### Direction
Each line that holds the word "Taxa" is to be identified and copied.

### The input
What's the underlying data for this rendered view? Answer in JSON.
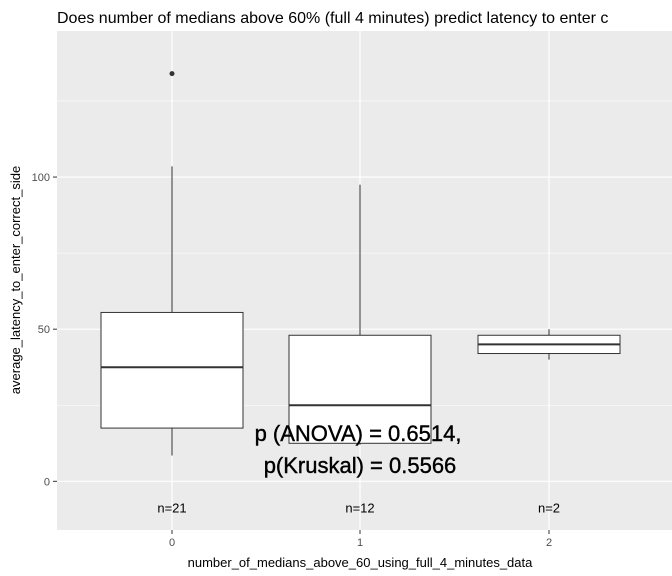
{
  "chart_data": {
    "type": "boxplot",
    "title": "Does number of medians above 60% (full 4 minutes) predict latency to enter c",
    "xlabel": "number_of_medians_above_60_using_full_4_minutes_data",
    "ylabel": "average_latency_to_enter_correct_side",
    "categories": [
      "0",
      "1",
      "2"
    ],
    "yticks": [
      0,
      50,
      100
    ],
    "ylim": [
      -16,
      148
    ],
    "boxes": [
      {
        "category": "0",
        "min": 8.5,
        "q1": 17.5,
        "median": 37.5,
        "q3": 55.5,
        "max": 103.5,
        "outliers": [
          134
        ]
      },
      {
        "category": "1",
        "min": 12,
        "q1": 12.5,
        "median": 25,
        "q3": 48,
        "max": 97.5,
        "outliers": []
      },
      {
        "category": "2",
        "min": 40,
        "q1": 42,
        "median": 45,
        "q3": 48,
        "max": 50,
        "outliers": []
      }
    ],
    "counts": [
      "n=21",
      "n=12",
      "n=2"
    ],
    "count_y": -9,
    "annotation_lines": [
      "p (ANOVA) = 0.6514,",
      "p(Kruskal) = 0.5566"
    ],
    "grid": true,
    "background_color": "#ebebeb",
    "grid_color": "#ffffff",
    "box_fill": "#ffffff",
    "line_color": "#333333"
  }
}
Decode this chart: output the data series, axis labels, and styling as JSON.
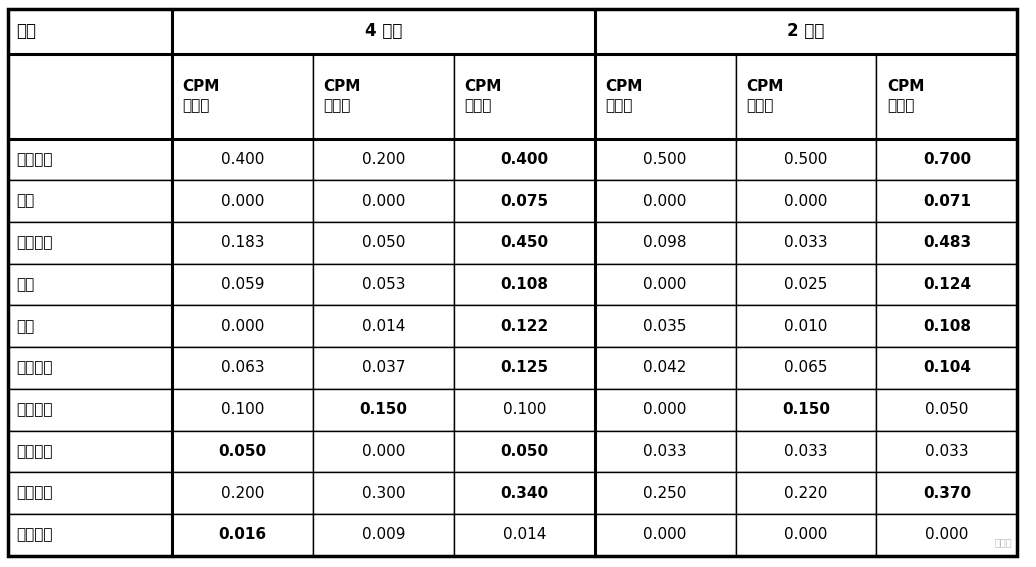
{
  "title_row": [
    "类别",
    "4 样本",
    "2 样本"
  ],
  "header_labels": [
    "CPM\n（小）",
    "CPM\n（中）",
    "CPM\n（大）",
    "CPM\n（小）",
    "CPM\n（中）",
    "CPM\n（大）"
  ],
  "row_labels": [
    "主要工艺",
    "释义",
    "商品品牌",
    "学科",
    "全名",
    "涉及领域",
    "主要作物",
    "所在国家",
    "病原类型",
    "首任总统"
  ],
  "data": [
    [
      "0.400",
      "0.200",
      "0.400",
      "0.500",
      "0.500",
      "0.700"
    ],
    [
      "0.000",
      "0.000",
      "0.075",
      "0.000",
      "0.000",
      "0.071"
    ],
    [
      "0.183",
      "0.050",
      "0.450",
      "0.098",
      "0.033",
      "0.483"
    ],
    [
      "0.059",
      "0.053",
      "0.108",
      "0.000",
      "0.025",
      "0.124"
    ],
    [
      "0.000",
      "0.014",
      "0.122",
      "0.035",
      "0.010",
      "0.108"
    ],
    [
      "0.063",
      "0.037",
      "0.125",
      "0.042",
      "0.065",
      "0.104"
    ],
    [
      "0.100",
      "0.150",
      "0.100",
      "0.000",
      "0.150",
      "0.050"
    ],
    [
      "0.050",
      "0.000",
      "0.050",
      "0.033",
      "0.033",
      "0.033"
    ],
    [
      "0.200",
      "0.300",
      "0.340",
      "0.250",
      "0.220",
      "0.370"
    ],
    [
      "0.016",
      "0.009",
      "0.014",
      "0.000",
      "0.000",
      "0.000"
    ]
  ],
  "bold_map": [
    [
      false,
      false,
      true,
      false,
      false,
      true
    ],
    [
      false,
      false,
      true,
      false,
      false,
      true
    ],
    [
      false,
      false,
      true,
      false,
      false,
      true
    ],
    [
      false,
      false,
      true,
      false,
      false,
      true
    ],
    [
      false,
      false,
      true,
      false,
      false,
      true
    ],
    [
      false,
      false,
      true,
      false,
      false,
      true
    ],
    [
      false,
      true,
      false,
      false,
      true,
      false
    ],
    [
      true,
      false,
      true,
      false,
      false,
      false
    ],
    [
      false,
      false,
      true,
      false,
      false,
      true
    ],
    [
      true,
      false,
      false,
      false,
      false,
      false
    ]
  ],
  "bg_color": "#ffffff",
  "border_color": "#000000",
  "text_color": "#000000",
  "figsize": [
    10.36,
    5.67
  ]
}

---

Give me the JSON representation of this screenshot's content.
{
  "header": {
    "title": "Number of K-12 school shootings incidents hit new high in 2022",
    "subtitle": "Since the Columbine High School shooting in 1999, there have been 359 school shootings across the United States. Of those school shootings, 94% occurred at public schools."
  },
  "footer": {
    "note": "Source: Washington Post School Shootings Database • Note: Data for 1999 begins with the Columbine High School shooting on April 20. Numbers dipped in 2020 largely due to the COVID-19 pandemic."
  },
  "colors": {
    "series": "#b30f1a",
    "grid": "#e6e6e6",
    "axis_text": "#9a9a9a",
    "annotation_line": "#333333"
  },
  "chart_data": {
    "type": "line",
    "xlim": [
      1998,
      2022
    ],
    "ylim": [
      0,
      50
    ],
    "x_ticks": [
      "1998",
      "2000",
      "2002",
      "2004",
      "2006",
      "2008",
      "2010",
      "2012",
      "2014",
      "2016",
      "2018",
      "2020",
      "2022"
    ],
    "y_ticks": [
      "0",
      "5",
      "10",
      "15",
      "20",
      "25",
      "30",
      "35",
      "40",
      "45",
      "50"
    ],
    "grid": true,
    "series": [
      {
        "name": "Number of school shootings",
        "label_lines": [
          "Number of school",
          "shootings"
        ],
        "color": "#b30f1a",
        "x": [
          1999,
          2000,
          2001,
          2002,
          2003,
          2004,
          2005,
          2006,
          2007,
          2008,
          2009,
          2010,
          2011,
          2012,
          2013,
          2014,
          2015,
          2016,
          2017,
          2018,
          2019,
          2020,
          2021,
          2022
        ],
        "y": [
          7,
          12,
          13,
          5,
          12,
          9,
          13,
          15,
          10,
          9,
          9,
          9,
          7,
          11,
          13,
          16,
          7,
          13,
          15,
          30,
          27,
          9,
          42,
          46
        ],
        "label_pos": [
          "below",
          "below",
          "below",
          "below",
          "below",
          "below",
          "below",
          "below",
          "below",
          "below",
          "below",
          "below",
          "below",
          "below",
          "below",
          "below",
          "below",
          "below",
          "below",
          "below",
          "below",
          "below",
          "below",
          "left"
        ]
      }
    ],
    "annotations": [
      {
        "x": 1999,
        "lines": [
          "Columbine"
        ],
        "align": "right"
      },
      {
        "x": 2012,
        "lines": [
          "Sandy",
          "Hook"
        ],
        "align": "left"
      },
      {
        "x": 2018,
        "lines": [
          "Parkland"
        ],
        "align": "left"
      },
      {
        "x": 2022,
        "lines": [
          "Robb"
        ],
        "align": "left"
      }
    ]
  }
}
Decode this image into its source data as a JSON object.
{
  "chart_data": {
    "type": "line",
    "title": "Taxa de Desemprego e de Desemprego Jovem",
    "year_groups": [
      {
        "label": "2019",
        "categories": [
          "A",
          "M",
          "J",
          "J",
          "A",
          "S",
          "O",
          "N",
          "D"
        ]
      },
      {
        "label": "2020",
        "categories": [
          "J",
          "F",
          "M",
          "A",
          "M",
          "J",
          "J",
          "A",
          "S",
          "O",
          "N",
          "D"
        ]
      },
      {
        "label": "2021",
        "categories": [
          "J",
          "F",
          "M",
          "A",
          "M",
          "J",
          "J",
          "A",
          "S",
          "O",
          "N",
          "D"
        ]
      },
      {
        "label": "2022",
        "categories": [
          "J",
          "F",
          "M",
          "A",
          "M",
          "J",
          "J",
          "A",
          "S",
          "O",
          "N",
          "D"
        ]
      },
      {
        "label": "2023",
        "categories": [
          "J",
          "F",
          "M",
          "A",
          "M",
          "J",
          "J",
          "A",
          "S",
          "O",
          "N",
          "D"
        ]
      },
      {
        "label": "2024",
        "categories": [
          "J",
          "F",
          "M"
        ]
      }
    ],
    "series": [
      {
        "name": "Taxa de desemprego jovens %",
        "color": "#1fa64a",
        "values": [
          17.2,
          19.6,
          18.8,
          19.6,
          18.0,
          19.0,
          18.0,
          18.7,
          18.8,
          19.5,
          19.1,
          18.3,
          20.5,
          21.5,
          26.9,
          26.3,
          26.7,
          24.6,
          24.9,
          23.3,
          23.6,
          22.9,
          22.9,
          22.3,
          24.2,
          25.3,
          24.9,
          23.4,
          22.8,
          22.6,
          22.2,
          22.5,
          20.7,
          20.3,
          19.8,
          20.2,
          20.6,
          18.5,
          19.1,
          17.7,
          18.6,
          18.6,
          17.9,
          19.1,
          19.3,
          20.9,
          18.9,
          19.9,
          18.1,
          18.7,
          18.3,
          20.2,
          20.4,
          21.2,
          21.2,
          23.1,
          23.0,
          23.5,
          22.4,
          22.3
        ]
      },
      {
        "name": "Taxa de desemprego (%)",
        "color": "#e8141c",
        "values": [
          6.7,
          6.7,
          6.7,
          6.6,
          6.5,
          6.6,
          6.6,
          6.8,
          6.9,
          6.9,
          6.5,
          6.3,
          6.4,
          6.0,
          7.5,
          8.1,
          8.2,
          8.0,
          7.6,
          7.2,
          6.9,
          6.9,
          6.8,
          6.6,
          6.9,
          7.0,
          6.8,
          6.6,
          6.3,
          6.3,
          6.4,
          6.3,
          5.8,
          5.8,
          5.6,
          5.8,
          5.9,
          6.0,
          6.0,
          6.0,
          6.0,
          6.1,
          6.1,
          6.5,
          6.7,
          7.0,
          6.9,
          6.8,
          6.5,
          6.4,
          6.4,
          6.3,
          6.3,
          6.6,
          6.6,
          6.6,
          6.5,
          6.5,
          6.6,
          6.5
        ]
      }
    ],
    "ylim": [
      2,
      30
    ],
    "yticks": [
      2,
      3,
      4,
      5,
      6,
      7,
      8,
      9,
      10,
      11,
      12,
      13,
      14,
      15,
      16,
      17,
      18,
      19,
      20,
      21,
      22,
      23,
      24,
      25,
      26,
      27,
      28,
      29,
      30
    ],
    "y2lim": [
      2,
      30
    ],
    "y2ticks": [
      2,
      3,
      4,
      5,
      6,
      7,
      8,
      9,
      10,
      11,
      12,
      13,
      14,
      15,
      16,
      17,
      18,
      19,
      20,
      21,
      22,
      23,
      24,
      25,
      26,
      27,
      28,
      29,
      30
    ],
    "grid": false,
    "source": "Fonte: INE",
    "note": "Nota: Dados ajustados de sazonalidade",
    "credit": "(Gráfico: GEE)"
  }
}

### Result of the task
    "title": "Taxa de Desemprego e de Desemprego Jovem",
        "name": "Taxa de desemprego jovens %",
        "name": "Taxa de desemprego (%)",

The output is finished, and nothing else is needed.